WRITTEN INSTRUCTION: Each line below is to be written out in full, exactly as shown.

LISTED ENTRIES:

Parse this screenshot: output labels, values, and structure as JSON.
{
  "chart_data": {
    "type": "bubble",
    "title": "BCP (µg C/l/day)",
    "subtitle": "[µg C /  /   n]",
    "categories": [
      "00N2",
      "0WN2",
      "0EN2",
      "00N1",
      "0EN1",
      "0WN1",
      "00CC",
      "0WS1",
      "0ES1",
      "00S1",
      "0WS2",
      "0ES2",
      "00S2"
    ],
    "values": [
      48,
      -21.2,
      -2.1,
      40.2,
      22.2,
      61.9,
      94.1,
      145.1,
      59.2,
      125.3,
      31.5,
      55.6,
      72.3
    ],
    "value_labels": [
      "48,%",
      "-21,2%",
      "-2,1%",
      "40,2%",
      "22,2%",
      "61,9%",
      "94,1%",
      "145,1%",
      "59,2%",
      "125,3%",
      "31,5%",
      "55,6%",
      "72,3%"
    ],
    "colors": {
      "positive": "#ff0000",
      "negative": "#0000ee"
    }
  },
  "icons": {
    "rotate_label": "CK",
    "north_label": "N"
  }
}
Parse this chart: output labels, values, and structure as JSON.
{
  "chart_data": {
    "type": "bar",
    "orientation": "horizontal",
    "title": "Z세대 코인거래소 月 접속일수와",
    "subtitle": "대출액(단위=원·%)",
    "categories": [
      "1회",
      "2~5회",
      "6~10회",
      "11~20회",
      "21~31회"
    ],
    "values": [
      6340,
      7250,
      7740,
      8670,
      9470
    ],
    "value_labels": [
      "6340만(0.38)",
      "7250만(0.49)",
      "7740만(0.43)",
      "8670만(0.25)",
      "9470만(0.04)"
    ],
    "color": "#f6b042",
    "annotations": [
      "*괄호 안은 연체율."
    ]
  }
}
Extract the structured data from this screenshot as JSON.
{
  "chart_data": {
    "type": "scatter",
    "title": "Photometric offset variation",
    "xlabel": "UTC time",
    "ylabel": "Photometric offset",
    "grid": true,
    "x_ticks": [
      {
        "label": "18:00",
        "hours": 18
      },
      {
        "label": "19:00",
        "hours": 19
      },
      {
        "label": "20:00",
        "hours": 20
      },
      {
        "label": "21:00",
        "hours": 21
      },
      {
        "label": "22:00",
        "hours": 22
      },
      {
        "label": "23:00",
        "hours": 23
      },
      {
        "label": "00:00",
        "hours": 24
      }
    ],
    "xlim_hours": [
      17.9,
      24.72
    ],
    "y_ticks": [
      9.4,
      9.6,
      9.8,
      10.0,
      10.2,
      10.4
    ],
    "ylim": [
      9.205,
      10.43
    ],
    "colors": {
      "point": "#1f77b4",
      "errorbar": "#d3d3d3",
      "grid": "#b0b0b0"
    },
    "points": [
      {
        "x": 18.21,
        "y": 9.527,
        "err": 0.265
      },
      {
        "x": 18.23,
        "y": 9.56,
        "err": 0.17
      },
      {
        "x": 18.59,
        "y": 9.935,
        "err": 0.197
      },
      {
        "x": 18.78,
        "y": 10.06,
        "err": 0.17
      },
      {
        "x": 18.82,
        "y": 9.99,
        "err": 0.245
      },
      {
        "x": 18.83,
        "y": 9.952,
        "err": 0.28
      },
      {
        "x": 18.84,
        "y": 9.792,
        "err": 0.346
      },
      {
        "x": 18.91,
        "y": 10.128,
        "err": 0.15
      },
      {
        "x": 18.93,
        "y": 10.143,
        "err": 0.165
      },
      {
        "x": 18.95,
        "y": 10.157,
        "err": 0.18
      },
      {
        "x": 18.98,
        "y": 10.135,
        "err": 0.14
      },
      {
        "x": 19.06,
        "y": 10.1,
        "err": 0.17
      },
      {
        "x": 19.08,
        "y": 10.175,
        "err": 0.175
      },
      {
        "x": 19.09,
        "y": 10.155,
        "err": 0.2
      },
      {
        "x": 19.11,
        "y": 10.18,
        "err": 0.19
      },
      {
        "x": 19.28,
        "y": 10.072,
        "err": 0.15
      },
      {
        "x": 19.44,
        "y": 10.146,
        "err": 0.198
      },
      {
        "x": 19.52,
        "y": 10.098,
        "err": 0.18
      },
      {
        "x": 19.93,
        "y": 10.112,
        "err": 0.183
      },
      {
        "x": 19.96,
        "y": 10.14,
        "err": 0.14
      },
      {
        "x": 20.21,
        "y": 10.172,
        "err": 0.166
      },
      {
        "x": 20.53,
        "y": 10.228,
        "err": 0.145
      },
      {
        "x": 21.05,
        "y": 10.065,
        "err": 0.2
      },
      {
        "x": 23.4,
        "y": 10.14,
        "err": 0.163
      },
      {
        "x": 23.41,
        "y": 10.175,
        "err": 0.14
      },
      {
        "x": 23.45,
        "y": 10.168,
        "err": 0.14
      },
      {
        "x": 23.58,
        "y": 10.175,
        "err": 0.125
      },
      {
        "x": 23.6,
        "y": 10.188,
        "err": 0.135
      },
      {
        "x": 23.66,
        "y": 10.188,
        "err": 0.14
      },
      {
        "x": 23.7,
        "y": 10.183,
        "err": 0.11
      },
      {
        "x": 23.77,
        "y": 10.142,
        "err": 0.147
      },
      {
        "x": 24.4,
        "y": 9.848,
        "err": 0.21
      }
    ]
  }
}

TASK OUTPUT:
Parse this screenshot: output labels, values, and structure as JSON.
{
  "chart_data": {
    "type": "bubble",
    "title": "BCP (µg C/l/day)",
    "subtitle": "[µg C /  /   n]",
    "categories": [
      "00N2",
      "0WN2",
      "0EN2",
      "00N1",
      "0EN1",
      "0WN1",
      "00CC",
      "0WS1",
      "0ES1",
      "00S1",
      "0WS2",
      "0ES2",
      "00S2"
    ],
    "values": [
      48,
      -21.2,
      -2.1,
      40.2,
      22.2,
      61.9,
      94.1,
      145.1,
      59.2,
      125.3,
      31.5,
      55.6,
      72.3
    ],
    "value_labels": [
      "48,%",
      "-21,2%",
      "-2,1%",
      "40,2%",
      "22,2%",
      "61,9%",
      "94,1%",
      "145,1%",
      "59,2%",
      "125,3%",
      "31,5%",
      "55,6%",
      "72,3%"
    ],
    "colors": {
      "positive": "#ff0000",
      "negative": "#0000ee"
    }
  },
  "icons": {
    "rotate_label": "CK",
    "north_label": "N"
  }
}
Parse this chart: output labels, values, and structure as JSON.
{
  "chart_data": {
    "type": "bar",
    "orientation": "horizontal",
    "title": "Z세대 코인거래소 月 접속일수와",
    "subtitle": "대출액(단위=원·%)",
    "categories": [
      "1회",
      "2~5회",
      "6~10회",
      "11~20회",
      "21~31회"
    ],
    "values": [
      6340,
      7250,
      7740,
      8670,
      9470
    ],
    "value_labels": [
      "6340만(0.38)",
      "7250만(0.49)",
      "7740만(0.43)",
      "8670만(0.25)",
      "9470만(0.04)"
    ],
    "color": "#f6b042",
    "annotations": [
      "*괄호 안은 연체율."
    ]
  }
}
Extract the structured data from this screenshot as JSON.
{
  "chart_data": {
    "type": "scatter",
    "title": "Photometric offset variation",
    "xlabel": "UTC time",
    "ylabel": "Photometric offset",
    "grid": true,
    "x_ticks": [
      {
        "label": "18:00",
        "hours": 18
      },
      {
        "label": "19:00",
        "hours": 19
      },
      {
        "label": "20:00",
        "hours": 20
      },
      {
        "label": "21:00",
        "hours": 21
      },
      {
        "label": "22:00",
        "hours": 22
      },
      {
        "label": "23:00",
        "hours": 23
      },
      {
        "label": "00:00",
        "hours": 24
      }
    ],
    "xlim_hours": [
      17.9,
      24.72
    ],
    "y_ticks": [
      9.4,
      9.6,
      9.8,
      10.0,
      10.2,
      10.4
    ],
    "ylim": [
      9.205,
      10.43
    ],
    "colors": {
      "point": "#1f77b4",
      "errorbar": "#d3d3d3",
      "grid": "#b0b0b0"
    },
    "points": [
      {
        "x": 18.21,
        "y": 9.527,
        "err": 0.265
      },
      {
        "x": 18.23,
        "y": 9.56,
        "err": 0.17
      },
      {
        "x": 18.59,
        "y": 9.935,
        "err": 0.197
      },
      {
        "x": 18.78,
        "y": 10.06,
        "err": 0.17
      },
      {
        "x": 18.82,
        "y": 9.99,
        "err": 0.245
      },
      {
        "x": 18.83,
        "y": 9.952,
        "err": 0.28
      },
      {
        "x": 18.84,
        "y": 9.792,
        "err": 0.346
      },
      {
        "x": 18.91,
        "y": 10.128,
        "err": 0.15
      },
      {
        "x": 18.93,
        "y": 10.143,
        "err": 0.165
      },
      {
        "x": 18.95,
        "y": 10.157,
        "err": 0.18
      },
      {
        "x": 18.98,
        "y": 10.135,
        "err": 0.14
      },
      {
        "x": 19.06,
        "y": 10.1,
        "err": 0.17
      },
      {
        "x": 19.08,
        "y": 10.175,
        "err": 0.175
      },
      {
        "x": 19.09,
        "y": 10.155,
        "err": 0.2
      },
      {
        "x": 19.11,
        "y": 10.18,
        "err": 0.19
      },
      {
        "x": 19.28,
        "y": 10.072,
        "err": 0.15
      },
      {
        "x": 19.44,
        "y": 10.146,
        "err": 0.198
      },
      {
        "x": 19.52,
        "y": 10.098,
        "err": 0.18
      },
      {
        "x": 19.93,
        "y": 10.112,
        "err": 0.183
      },
      {
        "x": 19.96,
        "y": 10.14,
        "err": 0.14
      },
      {
        "x": 20.21,
        "y": 10.172,
        "err": 0.166
      },
      {
        "x": 20.53,
        "y": 10.228,
        "err": 0.145
      },
      {
        "x": 21.05,
        "y": 10.065,
        "err": 0.2
      },
      {
        "x": 23.4,
        "y": 10.14,
        "err": 0.163
      },
      {
        "x": 23.41,
        "y": 10.175,
        "err": 0.14
      },
      {
        "x": 23.45,
        "y": 10.168,
        "err": 0.14
      },
      {
        "x": 23.58,
        "y": 10.175,
        "err": 0.125
      },
      {
        "x": 23.6,
        "y": 10.188,
        "err": 0.135
      },
      {
        "x": 23.66,
        "y": 10.188,
        "err": 0.14
      },
      {
        "x": 23.7,
        "y": 10.183,
        "err": 0.11
      },
      {
        "x": 23.77,
        "y": 10.142,
        "err": 0.147
      },
      {
        "x": 24.4,
        "y": 9.848,
        "err": 0.21
      }
    ]
  }
}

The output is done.